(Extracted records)
'''
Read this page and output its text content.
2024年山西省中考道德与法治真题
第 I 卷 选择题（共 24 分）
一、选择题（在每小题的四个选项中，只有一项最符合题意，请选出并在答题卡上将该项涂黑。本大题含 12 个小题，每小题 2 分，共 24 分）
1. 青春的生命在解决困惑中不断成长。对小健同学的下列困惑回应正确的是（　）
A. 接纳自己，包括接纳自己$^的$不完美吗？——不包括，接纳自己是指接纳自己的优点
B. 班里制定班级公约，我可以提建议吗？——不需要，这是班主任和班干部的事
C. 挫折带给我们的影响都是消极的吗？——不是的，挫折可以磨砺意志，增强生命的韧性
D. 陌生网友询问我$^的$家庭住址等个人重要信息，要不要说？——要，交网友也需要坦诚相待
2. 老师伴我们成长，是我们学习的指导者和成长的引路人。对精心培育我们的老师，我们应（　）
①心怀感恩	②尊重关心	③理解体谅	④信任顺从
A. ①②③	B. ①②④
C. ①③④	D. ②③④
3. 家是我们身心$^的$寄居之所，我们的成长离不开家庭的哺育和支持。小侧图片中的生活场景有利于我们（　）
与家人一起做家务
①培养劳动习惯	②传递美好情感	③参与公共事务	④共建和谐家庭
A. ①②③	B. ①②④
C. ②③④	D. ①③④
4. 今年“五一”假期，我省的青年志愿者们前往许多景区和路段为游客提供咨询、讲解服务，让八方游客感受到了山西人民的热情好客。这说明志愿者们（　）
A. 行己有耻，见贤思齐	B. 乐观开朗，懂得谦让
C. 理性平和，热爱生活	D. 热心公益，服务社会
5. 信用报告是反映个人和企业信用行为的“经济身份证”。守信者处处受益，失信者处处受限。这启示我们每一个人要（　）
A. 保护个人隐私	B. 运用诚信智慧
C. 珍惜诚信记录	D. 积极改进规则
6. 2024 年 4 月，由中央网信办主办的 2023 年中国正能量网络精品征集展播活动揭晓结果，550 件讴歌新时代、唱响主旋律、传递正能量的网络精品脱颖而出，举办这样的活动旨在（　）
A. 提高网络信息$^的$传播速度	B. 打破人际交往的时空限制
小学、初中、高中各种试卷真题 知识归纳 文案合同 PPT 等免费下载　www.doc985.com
'''
'''
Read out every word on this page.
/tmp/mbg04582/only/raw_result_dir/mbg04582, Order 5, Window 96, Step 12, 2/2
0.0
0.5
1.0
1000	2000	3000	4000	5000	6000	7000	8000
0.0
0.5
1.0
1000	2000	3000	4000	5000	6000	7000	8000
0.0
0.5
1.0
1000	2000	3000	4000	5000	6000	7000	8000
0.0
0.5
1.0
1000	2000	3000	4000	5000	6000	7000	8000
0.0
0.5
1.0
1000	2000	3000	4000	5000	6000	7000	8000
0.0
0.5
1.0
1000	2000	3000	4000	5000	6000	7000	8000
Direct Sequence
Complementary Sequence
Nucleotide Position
'''
State, as a number only, how many lines in the entries include "Sequence".

2